Task details:
Locate each line below that includes "Conservation" and reproduce it.

* * * *

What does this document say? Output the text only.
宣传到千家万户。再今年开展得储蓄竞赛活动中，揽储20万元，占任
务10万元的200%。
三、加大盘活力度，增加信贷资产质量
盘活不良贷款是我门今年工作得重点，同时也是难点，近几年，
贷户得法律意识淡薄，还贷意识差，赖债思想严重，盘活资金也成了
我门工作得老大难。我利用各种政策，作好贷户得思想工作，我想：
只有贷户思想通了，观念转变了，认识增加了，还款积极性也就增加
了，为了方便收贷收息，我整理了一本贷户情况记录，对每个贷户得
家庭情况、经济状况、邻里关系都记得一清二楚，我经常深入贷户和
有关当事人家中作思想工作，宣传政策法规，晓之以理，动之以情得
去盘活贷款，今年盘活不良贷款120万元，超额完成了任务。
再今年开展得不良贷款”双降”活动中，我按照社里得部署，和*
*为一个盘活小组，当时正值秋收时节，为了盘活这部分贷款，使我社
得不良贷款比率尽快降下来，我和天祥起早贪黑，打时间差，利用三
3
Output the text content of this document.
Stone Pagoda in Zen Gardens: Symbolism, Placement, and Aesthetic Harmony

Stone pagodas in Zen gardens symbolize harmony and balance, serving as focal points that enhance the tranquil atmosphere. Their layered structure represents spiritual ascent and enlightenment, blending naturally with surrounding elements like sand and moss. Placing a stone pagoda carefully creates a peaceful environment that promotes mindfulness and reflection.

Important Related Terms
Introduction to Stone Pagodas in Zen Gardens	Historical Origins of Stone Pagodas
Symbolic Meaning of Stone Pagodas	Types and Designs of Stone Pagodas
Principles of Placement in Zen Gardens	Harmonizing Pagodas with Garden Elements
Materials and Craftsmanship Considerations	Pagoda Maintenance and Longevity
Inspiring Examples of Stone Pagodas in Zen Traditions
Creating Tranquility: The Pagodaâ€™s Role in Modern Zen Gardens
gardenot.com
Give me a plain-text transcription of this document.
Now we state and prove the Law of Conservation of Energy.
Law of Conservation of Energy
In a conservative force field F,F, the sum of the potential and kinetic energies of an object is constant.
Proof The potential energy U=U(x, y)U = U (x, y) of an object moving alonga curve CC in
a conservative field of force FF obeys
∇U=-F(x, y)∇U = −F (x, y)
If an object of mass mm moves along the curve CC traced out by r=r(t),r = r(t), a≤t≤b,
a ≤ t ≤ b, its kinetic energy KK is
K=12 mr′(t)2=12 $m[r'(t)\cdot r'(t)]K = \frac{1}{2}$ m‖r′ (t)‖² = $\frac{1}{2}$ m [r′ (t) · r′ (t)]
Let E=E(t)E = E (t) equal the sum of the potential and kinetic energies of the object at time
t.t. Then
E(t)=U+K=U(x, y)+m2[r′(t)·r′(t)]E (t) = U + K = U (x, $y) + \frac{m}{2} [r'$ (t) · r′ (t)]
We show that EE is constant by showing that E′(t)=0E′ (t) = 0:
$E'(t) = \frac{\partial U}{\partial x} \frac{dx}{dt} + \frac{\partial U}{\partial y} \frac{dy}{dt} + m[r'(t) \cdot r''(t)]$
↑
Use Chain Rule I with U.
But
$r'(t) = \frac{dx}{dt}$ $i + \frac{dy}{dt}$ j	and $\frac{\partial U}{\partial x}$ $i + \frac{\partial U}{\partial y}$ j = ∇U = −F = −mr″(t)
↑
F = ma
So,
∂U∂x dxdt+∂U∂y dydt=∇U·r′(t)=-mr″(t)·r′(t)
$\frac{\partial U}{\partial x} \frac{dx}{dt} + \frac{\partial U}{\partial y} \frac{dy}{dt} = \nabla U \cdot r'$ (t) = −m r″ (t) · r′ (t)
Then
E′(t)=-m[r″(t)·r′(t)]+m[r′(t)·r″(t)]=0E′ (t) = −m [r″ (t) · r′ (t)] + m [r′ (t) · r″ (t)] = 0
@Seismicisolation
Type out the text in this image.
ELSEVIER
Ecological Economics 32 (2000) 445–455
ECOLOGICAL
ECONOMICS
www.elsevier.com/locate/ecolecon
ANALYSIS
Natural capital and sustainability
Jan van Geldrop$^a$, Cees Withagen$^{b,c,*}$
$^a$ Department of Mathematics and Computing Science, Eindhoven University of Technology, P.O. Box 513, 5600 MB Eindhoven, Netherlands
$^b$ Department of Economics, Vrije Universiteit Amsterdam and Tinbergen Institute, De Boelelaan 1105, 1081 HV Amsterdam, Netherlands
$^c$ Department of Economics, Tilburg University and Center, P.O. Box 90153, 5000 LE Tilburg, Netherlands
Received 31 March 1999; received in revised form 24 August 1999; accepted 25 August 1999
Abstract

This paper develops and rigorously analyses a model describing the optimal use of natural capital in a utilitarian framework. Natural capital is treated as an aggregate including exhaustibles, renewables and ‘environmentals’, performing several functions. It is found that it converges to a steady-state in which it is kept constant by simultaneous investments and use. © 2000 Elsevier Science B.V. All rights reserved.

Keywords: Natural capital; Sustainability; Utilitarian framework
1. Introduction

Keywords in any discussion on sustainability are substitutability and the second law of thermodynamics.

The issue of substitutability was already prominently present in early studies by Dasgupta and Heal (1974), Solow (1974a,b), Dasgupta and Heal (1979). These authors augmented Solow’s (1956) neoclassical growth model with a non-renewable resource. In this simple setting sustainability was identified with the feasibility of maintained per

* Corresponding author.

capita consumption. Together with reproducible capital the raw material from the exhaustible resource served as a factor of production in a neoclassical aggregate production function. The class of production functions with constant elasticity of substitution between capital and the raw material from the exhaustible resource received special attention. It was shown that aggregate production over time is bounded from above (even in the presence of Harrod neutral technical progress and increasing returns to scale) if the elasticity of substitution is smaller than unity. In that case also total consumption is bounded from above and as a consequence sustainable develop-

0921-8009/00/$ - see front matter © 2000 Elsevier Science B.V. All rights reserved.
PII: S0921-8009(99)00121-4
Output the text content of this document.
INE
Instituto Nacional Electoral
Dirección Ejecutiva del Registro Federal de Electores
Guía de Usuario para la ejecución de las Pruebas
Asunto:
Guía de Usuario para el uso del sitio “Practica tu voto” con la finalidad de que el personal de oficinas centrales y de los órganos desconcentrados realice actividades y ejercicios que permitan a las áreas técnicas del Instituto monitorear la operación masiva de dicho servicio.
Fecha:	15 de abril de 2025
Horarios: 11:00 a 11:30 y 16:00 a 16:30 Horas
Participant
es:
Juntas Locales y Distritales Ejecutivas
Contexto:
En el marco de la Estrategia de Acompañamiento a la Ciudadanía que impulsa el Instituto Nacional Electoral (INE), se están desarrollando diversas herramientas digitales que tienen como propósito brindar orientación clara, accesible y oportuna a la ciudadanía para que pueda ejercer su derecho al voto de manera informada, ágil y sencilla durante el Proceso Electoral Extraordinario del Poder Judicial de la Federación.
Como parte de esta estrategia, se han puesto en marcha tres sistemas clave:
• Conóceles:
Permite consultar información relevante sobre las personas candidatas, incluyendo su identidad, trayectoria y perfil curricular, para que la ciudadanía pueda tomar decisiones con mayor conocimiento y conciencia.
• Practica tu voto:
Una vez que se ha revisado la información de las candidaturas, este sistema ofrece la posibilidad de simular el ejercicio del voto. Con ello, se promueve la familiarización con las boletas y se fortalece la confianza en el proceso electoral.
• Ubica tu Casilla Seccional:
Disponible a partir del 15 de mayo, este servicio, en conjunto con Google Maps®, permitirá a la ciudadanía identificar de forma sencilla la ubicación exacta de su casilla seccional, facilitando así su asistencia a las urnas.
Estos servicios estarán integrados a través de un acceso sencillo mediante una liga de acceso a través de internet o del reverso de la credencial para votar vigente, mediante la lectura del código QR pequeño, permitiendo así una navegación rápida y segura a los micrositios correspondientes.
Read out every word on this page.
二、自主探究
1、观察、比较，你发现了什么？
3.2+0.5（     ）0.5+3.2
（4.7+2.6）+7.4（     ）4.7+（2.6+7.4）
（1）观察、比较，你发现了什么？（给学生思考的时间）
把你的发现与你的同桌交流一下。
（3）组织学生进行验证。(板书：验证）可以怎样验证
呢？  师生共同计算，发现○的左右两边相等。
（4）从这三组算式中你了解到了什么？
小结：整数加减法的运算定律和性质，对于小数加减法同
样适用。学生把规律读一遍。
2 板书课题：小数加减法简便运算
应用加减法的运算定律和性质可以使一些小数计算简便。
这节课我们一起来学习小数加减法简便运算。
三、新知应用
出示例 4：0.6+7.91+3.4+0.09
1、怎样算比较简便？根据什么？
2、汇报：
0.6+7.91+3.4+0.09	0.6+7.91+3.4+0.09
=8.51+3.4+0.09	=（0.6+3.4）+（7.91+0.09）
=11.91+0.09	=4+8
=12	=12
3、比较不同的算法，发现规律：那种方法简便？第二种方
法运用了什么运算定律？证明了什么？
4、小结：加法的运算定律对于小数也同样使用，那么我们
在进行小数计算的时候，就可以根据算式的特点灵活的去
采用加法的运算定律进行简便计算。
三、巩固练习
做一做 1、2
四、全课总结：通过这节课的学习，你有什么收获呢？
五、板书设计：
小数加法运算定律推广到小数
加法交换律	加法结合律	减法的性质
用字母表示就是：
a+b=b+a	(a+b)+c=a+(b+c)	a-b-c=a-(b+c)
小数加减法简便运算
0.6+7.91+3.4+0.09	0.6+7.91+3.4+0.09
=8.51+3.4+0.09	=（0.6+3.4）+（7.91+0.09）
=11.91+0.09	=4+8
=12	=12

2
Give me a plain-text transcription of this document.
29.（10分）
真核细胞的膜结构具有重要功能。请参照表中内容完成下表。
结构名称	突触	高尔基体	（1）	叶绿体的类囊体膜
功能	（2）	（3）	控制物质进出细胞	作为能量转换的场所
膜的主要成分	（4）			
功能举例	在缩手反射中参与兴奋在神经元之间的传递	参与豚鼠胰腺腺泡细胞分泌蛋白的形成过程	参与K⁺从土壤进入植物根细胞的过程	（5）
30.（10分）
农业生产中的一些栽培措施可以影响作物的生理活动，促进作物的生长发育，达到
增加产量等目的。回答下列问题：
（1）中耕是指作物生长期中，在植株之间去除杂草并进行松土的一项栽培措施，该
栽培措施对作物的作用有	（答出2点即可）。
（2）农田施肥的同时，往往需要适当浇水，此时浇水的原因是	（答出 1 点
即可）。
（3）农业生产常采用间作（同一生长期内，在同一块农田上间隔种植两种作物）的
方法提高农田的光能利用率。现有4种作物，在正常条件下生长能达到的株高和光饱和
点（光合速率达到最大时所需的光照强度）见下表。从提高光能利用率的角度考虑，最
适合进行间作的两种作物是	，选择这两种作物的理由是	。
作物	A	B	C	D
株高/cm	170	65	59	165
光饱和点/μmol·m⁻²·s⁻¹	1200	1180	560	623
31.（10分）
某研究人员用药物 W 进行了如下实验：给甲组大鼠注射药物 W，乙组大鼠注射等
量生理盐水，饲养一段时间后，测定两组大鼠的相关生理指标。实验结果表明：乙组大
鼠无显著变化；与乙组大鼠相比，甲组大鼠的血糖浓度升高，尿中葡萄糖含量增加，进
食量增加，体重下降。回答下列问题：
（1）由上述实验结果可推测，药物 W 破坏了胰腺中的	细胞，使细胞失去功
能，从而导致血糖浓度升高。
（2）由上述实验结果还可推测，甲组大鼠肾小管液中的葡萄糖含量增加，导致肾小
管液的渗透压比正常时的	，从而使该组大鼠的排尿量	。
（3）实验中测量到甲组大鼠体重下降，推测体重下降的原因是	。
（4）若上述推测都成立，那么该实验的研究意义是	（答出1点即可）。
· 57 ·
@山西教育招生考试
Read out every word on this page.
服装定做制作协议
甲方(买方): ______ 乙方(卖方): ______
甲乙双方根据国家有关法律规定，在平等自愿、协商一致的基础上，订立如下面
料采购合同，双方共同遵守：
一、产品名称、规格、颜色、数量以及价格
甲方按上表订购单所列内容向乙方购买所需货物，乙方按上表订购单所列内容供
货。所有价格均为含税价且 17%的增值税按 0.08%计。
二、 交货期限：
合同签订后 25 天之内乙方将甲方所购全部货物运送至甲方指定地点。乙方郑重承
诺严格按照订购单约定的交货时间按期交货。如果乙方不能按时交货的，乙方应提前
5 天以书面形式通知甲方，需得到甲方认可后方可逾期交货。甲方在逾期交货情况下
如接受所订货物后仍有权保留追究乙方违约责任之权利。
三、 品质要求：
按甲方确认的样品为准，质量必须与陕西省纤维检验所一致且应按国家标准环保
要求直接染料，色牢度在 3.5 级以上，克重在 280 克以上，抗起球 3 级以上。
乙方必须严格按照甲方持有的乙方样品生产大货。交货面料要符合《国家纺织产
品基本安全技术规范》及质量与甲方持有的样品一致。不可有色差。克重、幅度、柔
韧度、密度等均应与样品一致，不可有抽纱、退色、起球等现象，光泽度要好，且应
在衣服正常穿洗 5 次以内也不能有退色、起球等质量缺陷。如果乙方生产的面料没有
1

* * * *

Result:
Now we state and prove the Law of Conservation of Energy.
Law of Conservation of Energy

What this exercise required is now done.